- [Supplied data]
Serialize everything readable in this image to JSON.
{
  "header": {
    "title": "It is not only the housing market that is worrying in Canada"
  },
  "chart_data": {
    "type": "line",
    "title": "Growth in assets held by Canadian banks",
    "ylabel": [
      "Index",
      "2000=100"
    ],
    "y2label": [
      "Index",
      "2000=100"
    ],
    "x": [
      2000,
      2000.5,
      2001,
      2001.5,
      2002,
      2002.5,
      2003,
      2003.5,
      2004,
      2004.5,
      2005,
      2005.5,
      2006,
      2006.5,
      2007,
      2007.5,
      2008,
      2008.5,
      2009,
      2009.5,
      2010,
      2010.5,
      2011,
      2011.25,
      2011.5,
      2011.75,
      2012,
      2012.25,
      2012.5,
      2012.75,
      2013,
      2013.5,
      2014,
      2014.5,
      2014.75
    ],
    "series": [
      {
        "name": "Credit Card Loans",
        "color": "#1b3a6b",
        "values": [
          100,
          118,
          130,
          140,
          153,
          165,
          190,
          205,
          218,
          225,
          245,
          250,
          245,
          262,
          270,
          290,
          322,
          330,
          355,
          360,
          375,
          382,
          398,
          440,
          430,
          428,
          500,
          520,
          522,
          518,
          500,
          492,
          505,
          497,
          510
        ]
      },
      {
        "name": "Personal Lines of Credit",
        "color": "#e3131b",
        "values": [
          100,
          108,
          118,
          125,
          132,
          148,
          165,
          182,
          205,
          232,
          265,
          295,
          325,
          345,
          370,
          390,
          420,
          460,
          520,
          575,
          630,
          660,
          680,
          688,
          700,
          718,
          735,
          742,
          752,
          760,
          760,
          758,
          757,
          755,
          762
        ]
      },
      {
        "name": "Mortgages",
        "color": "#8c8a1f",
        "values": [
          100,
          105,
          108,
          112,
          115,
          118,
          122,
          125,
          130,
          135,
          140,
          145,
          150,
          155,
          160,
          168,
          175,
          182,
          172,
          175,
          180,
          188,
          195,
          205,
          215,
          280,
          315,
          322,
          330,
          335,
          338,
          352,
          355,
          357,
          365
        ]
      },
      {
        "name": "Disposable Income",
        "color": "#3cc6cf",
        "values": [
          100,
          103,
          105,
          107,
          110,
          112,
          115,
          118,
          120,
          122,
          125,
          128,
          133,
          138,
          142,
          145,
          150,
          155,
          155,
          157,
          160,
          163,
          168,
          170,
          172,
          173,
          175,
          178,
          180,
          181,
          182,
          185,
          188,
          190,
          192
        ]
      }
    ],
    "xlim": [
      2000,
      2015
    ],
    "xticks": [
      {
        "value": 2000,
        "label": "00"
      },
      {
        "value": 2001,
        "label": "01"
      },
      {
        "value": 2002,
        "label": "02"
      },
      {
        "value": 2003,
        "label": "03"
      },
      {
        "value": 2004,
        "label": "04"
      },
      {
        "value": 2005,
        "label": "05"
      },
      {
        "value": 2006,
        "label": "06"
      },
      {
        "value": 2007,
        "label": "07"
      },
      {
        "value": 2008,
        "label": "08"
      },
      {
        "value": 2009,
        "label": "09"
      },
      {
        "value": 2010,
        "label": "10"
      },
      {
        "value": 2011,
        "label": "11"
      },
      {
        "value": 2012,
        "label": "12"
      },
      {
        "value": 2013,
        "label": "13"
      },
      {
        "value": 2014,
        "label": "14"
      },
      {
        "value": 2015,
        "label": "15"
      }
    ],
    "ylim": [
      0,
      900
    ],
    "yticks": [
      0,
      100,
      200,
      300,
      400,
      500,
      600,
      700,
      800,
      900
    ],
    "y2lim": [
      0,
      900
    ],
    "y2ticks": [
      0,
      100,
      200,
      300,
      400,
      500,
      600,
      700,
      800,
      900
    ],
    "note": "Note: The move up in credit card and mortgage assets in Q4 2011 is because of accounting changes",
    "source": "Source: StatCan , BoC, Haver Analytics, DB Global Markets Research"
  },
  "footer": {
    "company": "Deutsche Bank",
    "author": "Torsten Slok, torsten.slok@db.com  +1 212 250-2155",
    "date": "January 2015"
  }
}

- [Work to be completed]
Which lines hold the word "name"? Copy all of them.

- [Full answer]
        "name": "Credit Card Loans",
        "name": "Personal Lines of Credit",
        "name": "Mortgages",
        "name": "Disposable Income",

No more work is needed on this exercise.